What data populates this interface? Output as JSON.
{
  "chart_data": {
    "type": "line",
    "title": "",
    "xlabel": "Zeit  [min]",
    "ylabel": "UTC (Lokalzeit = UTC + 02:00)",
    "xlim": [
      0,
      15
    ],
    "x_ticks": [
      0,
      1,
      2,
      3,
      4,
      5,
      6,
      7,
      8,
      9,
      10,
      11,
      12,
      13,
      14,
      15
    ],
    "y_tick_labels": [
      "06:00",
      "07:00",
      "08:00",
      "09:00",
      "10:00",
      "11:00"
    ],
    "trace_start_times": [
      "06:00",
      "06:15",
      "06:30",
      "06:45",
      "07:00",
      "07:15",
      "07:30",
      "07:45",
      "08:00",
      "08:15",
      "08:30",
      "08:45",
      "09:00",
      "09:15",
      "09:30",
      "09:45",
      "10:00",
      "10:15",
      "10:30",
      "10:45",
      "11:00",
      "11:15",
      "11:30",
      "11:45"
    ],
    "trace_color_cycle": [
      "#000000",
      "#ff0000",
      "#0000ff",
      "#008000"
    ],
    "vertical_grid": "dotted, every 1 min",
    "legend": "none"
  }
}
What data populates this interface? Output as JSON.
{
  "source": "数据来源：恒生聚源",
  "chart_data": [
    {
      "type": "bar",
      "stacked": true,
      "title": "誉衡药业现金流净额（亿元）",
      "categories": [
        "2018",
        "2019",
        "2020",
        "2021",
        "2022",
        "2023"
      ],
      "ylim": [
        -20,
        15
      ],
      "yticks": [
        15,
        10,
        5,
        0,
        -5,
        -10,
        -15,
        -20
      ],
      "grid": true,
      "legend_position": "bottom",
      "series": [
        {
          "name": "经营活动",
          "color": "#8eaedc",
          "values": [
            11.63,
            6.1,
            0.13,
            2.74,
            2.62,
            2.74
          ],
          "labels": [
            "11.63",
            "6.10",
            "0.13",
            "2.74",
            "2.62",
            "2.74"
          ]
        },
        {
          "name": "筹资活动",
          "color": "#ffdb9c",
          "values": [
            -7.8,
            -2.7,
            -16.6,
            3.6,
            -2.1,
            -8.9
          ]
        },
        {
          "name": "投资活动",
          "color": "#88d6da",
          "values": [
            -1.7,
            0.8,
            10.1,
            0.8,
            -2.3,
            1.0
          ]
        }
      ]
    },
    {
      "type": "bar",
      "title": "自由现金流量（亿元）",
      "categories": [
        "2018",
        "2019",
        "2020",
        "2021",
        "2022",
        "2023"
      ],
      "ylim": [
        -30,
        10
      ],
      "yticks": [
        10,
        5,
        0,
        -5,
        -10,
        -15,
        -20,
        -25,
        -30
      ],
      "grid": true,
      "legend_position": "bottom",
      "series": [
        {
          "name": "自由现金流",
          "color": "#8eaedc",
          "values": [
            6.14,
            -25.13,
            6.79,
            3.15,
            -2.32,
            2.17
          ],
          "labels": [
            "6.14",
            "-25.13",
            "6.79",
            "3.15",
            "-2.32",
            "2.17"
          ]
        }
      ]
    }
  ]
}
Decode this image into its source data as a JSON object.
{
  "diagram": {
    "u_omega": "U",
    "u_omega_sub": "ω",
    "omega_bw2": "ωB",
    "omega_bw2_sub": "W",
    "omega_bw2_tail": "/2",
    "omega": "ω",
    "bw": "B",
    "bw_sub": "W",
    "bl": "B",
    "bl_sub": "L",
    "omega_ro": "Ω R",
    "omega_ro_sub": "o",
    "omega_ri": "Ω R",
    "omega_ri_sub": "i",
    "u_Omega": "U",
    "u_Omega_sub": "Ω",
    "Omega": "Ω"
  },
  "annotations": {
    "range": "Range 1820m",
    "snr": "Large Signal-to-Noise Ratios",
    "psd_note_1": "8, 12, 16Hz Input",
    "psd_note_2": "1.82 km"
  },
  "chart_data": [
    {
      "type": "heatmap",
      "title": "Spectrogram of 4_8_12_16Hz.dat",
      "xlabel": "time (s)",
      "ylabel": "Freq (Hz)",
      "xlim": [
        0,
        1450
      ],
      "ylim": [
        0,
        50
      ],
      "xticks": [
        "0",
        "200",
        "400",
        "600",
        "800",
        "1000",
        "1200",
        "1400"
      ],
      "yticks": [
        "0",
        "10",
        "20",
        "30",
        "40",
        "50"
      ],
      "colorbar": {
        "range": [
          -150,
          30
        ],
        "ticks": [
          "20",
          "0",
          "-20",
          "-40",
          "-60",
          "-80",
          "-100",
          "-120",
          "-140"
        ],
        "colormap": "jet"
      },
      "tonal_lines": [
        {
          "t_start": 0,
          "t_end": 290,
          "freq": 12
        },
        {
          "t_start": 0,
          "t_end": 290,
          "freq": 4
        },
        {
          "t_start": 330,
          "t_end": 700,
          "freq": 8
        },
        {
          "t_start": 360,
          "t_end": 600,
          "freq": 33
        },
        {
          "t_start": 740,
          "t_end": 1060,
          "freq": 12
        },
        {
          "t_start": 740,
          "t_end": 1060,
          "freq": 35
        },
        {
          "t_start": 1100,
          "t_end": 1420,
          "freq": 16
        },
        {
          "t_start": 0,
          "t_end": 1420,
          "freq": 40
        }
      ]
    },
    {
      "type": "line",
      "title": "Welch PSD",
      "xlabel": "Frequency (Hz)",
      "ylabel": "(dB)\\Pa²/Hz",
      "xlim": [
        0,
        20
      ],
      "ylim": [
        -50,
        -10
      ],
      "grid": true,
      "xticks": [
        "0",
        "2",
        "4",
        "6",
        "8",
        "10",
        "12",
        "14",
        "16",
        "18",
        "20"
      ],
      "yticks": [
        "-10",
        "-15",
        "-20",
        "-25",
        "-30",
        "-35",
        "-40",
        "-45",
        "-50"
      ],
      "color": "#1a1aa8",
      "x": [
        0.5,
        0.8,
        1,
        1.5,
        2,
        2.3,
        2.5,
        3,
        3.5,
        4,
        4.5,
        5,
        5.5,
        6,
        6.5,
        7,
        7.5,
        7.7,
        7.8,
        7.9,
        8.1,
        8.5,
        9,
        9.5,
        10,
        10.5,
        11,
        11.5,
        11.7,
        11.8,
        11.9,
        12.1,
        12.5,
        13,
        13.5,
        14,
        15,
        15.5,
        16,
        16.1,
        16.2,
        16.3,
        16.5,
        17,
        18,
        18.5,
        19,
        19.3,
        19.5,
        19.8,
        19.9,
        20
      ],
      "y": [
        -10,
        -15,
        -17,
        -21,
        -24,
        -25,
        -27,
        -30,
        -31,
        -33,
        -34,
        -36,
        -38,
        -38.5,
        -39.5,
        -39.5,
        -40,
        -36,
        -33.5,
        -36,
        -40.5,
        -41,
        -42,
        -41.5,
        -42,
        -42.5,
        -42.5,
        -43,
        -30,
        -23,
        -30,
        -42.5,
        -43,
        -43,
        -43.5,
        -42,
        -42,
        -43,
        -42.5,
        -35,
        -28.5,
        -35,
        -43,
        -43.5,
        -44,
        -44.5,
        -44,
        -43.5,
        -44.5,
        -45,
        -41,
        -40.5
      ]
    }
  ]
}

**What is asked**
Output all of the data again. Match it exactly.

**Correct response**
What data populates this interface? Output as JSON.
{
  "chart_data": {
    "type": "line",
    "title": "",
    "xlabel": "Zeit  [min]",
    "ylabel": "UTC (Lokalzeit = UTC + 02:00)",
    "xlim": [
      0,
      15
    ],
    "x_ticks": [
      0,
      1,
      2,
      3,
      4,
      5,
      6,
      7,
      8,
      9,
      10,
      11,
      12,
      13,
      14,
      15
    ],
    "y_tick_labels": [
      "06:00",
      "07:00",
      "08:00",
      "09:00",
      "10:00",
      "11:00"
    ],
    "trace_start_times": [
      "06:00",
      "06:15",
      "06:30",
      "06:45",
      "07:00",
      "07:15",
      "07:30",
      "07:45",
      "08:00",
      "08:15",
      "08:30",
      "08:45",
      "09:00",
      "09:15",
      "09:30",
      "09:45",
      "10:00",
      "10:15",
      "10:30",
      "10:45",
      "11:00",
      "11:15",
      "11:30",
      "11:45"
    ],
    "trace_color_cycle": [
      "#000000",
      "#ff0000",
      "#0000ff",
      "#008000"
    ],
    "vertical_grid": "dotted, every 1 min",
    "legend": "none"
  }
}
What data populates this interface? Output as JSON.
{
  "source": "数据来源：恒生聚源",
  "chart_data": [
    {
      "type": "bar",
      "stacked": true,
      "title": "誉衡药业现金流净额（亿元）",
      "categories": [
        "2018",
        "2019",
        "2020",
        "2021",
        "2022",
        "2023"
      ],
      "ylim": [
        -20,
        15
      ],
      "yticks": [
        15,
        10,
        5,
        0,
        -5,
        -10,
        -15,
        -20
      ],
      "grid": true,
      "legend_position": "bottom",
      "series": [
        {
          "name": "经营活动",
          "color": "#8eaedc",
          "values": [
            11.63,
            6.1,
            0.13,
            2.74,
            2.62,
            2.74
          ],
          "labels": [
            "11.63",
            "6.10",
            "0.13",
            "2.74",
            "2.62",
            "2.74"
          ]
        },
        {
          "name": "筹资活动",
          "color": "#ffdb9c",
          "values": [
            -7.8,
            -2.7,
            -16.6,
            3.6,
            -2.1,
            -8.9
          ]
        },
        {
          "name": "投资活动",
          "color": "#88d6da",
          "values": [
            -1.7,
            0.8,
            10.1,
            0.8,
            -2.3,
            1.0
          ]
        }
      ]
    },
    {
      "type": "bar",
      "title": "自由现金流量（亿元）",
      "categories": [
        "2018",
        "2019",
        "2020",
        "2021",
        "2022",
        "2023"
      ],
      "ylim": [
        -30,
        10
      ],
      "yticks": [
        10,
        5,
        0,
        -5,
        -10,
        -15,
        -20,
        -25,
        -30
      ],
      "grid": true,
      "legend_position": "bottom",
      "series": [
        {
          "name": "自由现金流",
          "color": "#8eaedc",
          "values": [
            6.14,
            -25.13,
            6.79,
            3.15,
            -2.32,
            2.17
          ],
          "labels": [
            "6.14",
            "-25.13",
            "6.79",
            "3.15",
            "-2.32",
            "2.17"
          ]
        }
      ]
    }
  ]
}
Decode this image into its source data as a JSON object.
{
  "diagram": {
    "u_omega": "U",
    "u_omega_sub": "ω",
    "omega_bw2": "ωB",
    "omega_bw2_sub": "W",
    "omega_bw2_tail": "/2",
    "omega": "ω",
    "bw": "B",
    "bw_sub": "W",
    "bl": "B",
    "bl_sub": "L",
    "omega_ro": "Ω R",
    "omega_ro_sub": "o",
    "omega_ri": "Ω R",
    "omega_ri_sub": "i",
    "u_Omega": "U",
    "u_Omega_sub": "Ω",
    "Omega": "Ω"
  },
  "annotations": {
    "range": "Range 1820m",
    "snr": "Large Signal-to-Noise Ratios",
    "psd_note_1": "8, 12, 16Hz Input",
    "psd_note_2": "1.82 km"
  },
  "chart_data": [
    {
      "type": "heatmap",
      "title": "Spectrogram of 4_8_12_16Hz.dat",
      "xlabel": "time (s)",
      "ylabel": "Freq (Hz)",
      "xlim": [
        0,
        1450
      ],
      "ylim": [
        0,
        50
      ],
      "xticks": [
        "0",
        "200",
        "400",
        "600",
        "800",
        "1000",
        "1200",
        "1400"
      ],
      "yticks": [
        "0",
        "10",
        "20",
        "30",
        "40",
        "50"
      ],
      "colorbar": {
        "range": [
          -150,
          30
        ],
        "ticks": [
          "20",
          "0",
          "-20",
          "-40",
          "-60",
          "-80",
          "-100",
          "-120",
          "-140"
        ],
        "colormap": "jet"
      },
      "tonal_lines": [
        {
          "t_start": 0,
          "t_end": 290,
          "freq": 12
        },
        {
          "t_start": 0,
          "t_end": 290,
          "freq": 4
        },
        {
          "t_start": 330,
          "t_end": 700,
          "freq": 8
        },
        {
          "t_start": 360,
          "t_end": 600,
          "freq": 33
        },
        {
          "t_start": 740,
          "t_end": 1060,
          "freq": 12
        },
        {
          "t_start": 740,
          "t_end": 1060,
          "freq": 35
        },
        {
          "t_start": 1100,
          "t_end": 1420,
          "freq": 16
        },
        {
          "t_start": 0,
          "t_end": 1420,
          "freq": 40
        }
      ]
    },
    {
      "type": "line",
      "title": "Welch PSD",
      "xlabel": "Frequency (Hz)",
      "ylabel": "(dB)\\Pa²/Hz",
      "xlim": [
        0,
        20
      ],
      "ylim": [
        -50,
        -10
      ],
      "grid": true,
      "xticks": [
        "0",
        "2",
        "4",
        "6",
        "8",
        "10",
        "12",
        "14",
        "16",
        "18",
        "20"
      ],
      "yticks": [
        "-10",
        "-15",
        "-20",
        "-25",
        "-30",
        "-35",
        "-40",
        "-45",
        "-50"
      ],
      "color": "#1a1aa8",
      "x": [
        0.5,
        0.8,
        1,
        1.5,
        2,
        2.3,
        2.5,
        3,
        3.5,
        4,
        4.5,
        5,
        5.5,
        6,
        6.5,
        7,
        7.5,
        7.7,
        7.8,
        7.9,
        8.1,
        8.5,
        9,
        9.5,
        10,
        10.5,
        11,
        11.5,
        11.7,
        11.8,
        11.9,
        12.1,
        12.5,
        13,
        13.5,
        14,
        15,
        15.5,
        16,
        16.1,
        16.2,
        16.3,
        16.5,
        17,
        18,
        18.5,
        19,
        19.3,
        19.5,
        19.8,
        19.9,
        20
      ],
      "y": [
        -10,
        -15,
        -17,
        -21,
        -24,
        -25,
        -27,
        -30,
        -31,
        -33,
        -34,
        -36,
        -38,
        -38.5,
        -39.5,
        -39.5,
        -40,
        -36,
        -33.5,
        -36,
        -40.5,
        -41,
        -42,
        -41.5,
        -42,
        -42.5,
        -42.5,
        -43,
        -30,
        -23,
        -30,
        -42.5,
        -43,
        -43,
        -43.5,
        -42,
        -42,
        -43,
        -42.5,
        -35,
        -28.5,
        -35,
        -43,
        -43.5,
        -44,
        -44.5,
        -44,
        -43.5,
        -44.5,
        -45,
        -41,
        -40.5
      ]
    }
  ]
}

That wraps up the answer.